**EXERCISE DESCRIPTION**
Reproduce the listing below verbatim, starting at its first line and stopping after the line that contains "table-row: Terroristische aanslagen".

**DATASET ENTRIES**
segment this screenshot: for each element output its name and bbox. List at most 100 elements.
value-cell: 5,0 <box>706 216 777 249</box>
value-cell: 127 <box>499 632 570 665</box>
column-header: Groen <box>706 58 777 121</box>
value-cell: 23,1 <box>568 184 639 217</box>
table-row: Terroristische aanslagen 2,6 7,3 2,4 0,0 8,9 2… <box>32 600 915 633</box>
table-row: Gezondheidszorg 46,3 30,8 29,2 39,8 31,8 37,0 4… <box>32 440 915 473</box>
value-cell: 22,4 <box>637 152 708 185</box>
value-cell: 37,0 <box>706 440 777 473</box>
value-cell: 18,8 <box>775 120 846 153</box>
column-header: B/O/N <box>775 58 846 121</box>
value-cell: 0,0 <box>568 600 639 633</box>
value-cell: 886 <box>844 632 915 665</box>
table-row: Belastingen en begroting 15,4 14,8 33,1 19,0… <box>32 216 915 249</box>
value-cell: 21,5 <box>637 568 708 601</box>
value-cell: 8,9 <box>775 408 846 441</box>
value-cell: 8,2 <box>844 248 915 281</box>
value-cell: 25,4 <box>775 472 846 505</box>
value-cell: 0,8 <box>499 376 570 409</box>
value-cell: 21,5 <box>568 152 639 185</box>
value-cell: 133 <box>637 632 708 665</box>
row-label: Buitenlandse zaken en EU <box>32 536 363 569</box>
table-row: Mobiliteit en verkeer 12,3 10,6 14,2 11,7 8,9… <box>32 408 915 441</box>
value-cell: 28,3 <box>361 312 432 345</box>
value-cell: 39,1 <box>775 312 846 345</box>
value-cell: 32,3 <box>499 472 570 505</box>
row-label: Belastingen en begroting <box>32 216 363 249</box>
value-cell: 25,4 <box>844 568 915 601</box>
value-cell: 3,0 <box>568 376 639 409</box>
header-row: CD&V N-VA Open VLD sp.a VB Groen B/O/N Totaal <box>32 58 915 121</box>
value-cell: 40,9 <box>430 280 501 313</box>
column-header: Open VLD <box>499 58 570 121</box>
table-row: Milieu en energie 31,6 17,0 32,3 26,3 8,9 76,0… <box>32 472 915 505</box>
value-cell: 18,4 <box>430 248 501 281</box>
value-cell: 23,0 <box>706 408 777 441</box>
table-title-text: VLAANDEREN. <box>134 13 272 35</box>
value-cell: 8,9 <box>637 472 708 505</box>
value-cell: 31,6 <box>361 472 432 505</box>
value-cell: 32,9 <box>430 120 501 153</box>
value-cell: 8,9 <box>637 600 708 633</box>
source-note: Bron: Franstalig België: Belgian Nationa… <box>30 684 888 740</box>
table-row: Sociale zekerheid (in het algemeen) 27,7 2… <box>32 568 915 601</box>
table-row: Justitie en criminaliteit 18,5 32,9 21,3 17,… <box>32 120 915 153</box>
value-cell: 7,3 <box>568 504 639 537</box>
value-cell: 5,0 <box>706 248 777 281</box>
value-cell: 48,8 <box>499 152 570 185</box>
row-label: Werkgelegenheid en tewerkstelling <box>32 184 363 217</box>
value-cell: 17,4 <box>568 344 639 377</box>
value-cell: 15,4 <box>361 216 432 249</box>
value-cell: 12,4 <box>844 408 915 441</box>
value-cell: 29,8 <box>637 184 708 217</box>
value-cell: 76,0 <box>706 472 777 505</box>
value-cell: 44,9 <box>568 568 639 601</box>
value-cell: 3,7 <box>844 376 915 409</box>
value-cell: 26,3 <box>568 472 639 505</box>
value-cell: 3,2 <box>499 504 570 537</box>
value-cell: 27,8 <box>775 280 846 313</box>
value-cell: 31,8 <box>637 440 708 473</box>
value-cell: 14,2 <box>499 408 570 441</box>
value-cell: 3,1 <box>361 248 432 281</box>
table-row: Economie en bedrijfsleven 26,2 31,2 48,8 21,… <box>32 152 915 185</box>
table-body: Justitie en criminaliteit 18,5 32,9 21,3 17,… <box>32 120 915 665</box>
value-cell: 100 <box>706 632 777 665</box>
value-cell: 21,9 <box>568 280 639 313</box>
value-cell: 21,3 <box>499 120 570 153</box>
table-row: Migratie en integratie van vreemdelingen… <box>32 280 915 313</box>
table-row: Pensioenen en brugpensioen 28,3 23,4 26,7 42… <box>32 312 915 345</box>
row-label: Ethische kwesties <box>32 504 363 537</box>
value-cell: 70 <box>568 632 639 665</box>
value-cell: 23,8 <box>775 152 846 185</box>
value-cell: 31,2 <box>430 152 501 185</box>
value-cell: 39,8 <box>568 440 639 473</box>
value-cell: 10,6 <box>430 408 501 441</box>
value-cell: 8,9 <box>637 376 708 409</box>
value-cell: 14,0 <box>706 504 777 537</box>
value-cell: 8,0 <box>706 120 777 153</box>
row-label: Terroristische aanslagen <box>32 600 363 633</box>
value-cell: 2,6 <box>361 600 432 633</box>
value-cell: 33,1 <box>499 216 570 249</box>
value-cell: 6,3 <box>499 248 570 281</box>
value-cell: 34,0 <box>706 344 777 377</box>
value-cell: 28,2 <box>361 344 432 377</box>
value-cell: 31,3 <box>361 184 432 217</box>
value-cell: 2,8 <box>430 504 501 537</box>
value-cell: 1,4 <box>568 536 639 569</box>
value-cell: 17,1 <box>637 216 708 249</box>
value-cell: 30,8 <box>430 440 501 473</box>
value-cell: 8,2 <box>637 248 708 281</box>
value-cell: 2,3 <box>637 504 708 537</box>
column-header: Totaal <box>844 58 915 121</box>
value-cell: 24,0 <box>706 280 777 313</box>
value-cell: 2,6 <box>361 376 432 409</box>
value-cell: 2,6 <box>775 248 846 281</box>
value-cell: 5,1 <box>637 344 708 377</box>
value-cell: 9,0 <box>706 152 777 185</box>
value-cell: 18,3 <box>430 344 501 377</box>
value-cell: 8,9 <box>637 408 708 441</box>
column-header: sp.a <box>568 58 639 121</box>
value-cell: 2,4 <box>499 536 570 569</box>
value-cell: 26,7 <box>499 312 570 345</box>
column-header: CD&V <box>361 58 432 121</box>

**FINISHED TASK**
segment this screenshot: for each element output its name and bbox. List at most 100 elements.
value-cell: 5,0 <box>706 216 777 249</box>
value-cell: 127 <box>499 632 570 665</box>
column-header: Groen <box>706 58 777 121</box>
value-cell: 23,1 <box>568 184 639 217</box>
table-row: Terroristische aanslagen 2,6 7,3 2,4 0,0 8,9 2… <box>32 600 915 633</box>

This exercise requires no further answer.